WHAT YOU SHOULD DO →
Reproduce all the entries exactly.

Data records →

<<<<

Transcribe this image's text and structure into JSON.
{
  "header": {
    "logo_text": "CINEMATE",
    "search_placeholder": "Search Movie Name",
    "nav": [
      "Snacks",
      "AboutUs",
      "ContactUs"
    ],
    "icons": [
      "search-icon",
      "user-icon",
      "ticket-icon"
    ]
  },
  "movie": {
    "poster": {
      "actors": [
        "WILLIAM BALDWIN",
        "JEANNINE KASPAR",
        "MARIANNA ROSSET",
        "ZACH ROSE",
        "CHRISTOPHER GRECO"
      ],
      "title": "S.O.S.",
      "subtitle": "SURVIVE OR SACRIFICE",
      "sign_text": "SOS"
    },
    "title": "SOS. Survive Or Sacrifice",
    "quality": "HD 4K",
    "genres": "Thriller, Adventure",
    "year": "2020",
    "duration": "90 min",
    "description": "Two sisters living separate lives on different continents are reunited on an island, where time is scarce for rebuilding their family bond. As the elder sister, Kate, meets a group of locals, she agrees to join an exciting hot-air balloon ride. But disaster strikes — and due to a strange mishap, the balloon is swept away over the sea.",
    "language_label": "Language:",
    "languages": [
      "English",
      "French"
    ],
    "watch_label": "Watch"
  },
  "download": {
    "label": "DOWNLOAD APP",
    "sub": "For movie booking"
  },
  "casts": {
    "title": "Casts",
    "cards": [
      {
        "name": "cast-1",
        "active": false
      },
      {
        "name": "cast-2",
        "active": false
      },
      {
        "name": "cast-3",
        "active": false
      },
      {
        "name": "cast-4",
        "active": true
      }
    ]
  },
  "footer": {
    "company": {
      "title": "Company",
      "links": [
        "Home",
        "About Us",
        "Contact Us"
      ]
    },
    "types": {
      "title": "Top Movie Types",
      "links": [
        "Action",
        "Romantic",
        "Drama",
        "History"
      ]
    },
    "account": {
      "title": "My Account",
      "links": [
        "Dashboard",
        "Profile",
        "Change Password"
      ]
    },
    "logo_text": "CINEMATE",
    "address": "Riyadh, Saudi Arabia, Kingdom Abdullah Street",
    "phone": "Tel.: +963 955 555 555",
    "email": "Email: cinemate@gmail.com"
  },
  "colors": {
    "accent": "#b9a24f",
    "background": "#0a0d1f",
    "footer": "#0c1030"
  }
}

>>>>

THE RESPONSE →
Transcribe this image's text and structure into JSON.
{
  "header": {
    "logo_text": "CINEMATE",
    "search_placeholder": "Search Movie Name",
    "nav": [
      "Snacks",
      "AboutUs",
      "ContactUs"
    ],
    "icons": [
      "search-icon",
      "user-icon",
      "ticket-icon"
    ]
  },
  "movie": {
    "poster": {
      "actors": [
        "WILLIAM BALDWIN",
        "JEANNINE KASPAR",
        "MARIANNA ROSSET",
        "ZACH ROSE",
        "CHRISTOPHER GRECO"
      ],
      "title": "S.O.S.",
      "subtitle": "SURVIVE OR SACRIFICE",
      "sign_text": "SOS"
    },
    "title": "SOS. Survive Or Sacrifice",
    "quality": "HD 4K",
    "genres": "Thriller, Adventure",
    "year": "2020",
    "duration": "90 min",
    "description": "Two sisters living separate lives on different continents are reunited on an island, where time is scarce for rebuilding their family bond. As the elder sister, Kate, meets a group of locals, she agrees to join an exciting hot-air balloon ride. But disaster strikes — and due to a strange mishap, the balloon is swept away over the sea.",
    "language_label": "Language:",
    "languages": [
      "English",
      "French"
    ],
    "watch_label": "Watch"
  },
  "download": {
    "label": "DOWNLOAD APP",
    "sub": "For movie booking"
  },
  "casts": {
    "title": "Casts",
    "cards": [
      {
        "name": "cast-1",
        "active": false
      },
      {
        "name": "cast-2",
        "active": false
      },
      {
        "name": "cast-3",
        "active": false
      },
      {
        "name": "cast-4",
        "active": true
      }
    ]
  },
  "footer": {
    "company": {
      "title": "Company",
      "links": [
        "Home",
        "About Us",
        "Contact Us"
      ]
    },
    "types": {
      "title": "Top Movie Types",
      "links": [
        "Action",
        "Romantic",
        "Drama",
        "History"
      ]
    },
    "account": {
      "title": "My Account",
      "links": [
        "Dashboard",
        "Profile",
        "Change Password"
      ]
    },
    "logo_text": "CINEMATE",
    "address": "Riyadh, Saudi Arabia, Kingdom Abdullah Street",
    "phone": "Tel.: +963 955 555 555",
    "email": "Email: cinemate@gmail.com"
  },
  "colors": {
    "accent": "#b9a24f",
    "background": "#0a0d1f",
    "footer": "#0c1030"
  }
}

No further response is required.